- The exercise
Write out the whole listing again, exactly.

- Dataset records
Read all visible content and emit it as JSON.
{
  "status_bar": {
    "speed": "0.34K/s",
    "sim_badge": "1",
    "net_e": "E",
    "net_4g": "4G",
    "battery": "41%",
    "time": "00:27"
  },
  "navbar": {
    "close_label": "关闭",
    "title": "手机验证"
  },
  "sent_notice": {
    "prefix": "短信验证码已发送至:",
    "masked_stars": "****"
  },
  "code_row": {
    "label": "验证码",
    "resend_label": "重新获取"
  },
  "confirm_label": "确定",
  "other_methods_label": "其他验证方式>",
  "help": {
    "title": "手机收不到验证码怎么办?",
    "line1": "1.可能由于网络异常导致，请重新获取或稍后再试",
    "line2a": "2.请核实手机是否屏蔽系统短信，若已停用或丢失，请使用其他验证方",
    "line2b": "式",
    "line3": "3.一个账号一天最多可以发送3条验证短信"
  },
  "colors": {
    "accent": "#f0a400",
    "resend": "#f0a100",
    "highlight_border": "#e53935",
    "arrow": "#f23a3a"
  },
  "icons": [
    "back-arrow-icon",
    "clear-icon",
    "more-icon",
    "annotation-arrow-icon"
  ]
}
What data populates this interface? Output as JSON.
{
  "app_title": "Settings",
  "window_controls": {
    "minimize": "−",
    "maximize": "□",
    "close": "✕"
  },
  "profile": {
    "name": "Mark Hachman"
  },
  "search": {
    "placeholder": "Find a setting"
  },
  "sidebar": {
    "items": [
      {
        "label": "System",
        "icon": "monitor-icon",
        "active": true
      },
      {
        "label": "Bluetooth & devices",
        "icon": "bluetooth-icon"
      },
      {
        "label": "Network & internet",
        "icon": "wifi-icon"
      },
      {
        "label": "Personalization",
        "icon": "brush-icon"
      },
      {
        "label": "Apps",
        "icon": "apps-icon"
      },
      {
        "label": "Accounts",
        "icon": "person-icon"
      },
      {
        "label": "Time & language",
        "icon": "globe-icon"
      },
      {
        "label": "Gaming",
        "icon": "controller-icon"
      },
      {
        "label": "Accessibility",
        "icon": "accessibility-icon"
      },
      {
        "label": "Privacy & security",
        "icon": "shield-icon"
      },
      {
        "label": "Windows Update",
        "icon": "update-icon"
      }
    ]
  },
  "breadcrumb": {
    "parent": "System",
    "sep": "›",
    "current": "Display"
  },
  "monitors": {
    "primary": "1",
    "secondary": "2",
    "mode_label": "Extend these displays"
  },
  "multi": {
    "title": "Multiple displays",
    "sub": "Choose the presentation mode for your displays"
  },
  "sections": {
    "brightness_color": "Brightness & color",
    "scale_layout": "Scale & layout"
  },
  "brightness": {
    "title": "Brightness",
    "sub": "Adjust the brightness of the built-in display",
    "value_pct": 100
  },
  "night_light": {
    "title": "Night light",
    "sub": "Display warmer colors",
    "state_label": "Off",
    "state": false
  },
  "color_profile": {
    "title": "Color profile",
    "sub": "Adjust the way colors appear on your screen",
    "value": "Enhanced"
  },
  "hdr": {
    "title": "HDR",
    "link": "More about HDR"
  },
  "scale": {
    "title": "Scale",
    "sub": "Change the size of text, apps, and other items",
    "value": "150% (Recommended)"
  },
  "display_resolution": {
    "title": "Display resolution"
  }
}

- Finished task
Read all visible content and emit it as JSON.
{
  "status_bar": {
    "speed": "0.34K/s",
    "sim_badge": "1",
    "net_e": "E",
    "net_4g": "4G",
    "battery": "41%",
    "time": "00:27"
  },
  "navbar": {
    "close_label": "关闭",
    "title": "手机验证"
  },
  "sent_notice": {
    "prefix": "短信验证码已发送至:",
    "masked_stars": "****"
  },
  "code_row": {
    "label": "验证码",
    "resend_label": "重新获取"
  },
  "confirm_label": "确定",
  "other_methods_label": "其他验证方式>",
  "help": {
    "title": "手机收不到验证码怎么办?",
    "line1": "1.可能由于网络异常导致，请重新获取或稍后再试",
    "line2a": "2.请核实手机是否屏蔽系统短信，若已停用或丢失，请使用其他验证方",
    "line2b": "式",
    "line3": "3.一个账号一天最多可以发送3条验证短信"
  },
  "colors": {
    "accent": "#f0a400",
    "resend": "#f0a100",
    "highlight_border": "#e53935",
    "arrow": "#f23a3a"
  },
  "icons": [
    "back-arrow-icon",
    "clear-icon",
    "more-icon",
    "annotation-arrow-icon"
  ]
}
What data populates this interface? Output as JSON.
{
  "app_title": "Settings",
  "window_controls": {
    "minimize": "−",
    "maximize": "□",
    "close": "✕"
  },
  "profile": {
    "name": "Mark Hachman"
  },
  "search": {
    "placeholder": "Find a setting"
  },
  "sidebar": {
    "items": [
      {
        "label": "System",
        "icon": "monitor-icon",
        "active": true
      },
      {
        "label": "Bluetooth & devices",
        "icon": "bluetooth-icon"
      },
      {
        "label": "Network & internet",
        "icon": "wifi-icon"
      },
      {
        "label": "Personalization",
        "icon": "brush-icon"
      },
      {
        "label": "Apps",
        "icon": "apps-icon"
      },
      {
        "label": "Accounts",
        "icon": "person-icon"
      },
      {
        "label": "Time & language",
        "icon": "globe-icon"
      },
      {
        "label": "Gaming",
        "icon": "controller-icon"
      },
      {
        "label": "Accessibility",
        "icon": "accessibility-icon"
      },
      {
        "label": "Privacy & security",
        "icon": "shield-icon"
      },
      {
        "label": "Windows Update",
        "icon": "update-icon"
      }
    ]
  },
  "breadcrumb": {
    "parent": "System",
    "sep": "›",
    "current": "Display"
  },
  "monitors": {
    "primary": "1",
    "secondary": "2",
    "mode_label": "Extend these displays"
  },
  "multi": {
    "title": "Multiple displays",
    "sub": "Choose the presentation mode for your displays"
  },
  "sections": {
    "brightness_color": "Brightness & color",
    "scale_layout": "Scale & layout"
  },
  "brightness": {
    "title": "Brightness",
    "sub": "Adjust the brightness of the built-in display",
    "value_pct": 100
  },
  "night_light": {
    "title": "Night light",
    "sub": "Display warmer colors",
    "state_label": "Off",
    "state": false
  },
  "color_profile": {
    "title": "Color profile",
    "sub": "Adjust the way colors appear on your screen",
    "value": "Enhanced"
  },
  "hdr": {
    "title": "HDR",
    "link": "More about HDR"
  },
  "scale": {
    "title": "Scale",
    "sub": "Change the size of text, apps, and other items",
    "value": "150% (Recommended)"
  },
  "display_resolution": {
    "title": "Display resolution"
  }
}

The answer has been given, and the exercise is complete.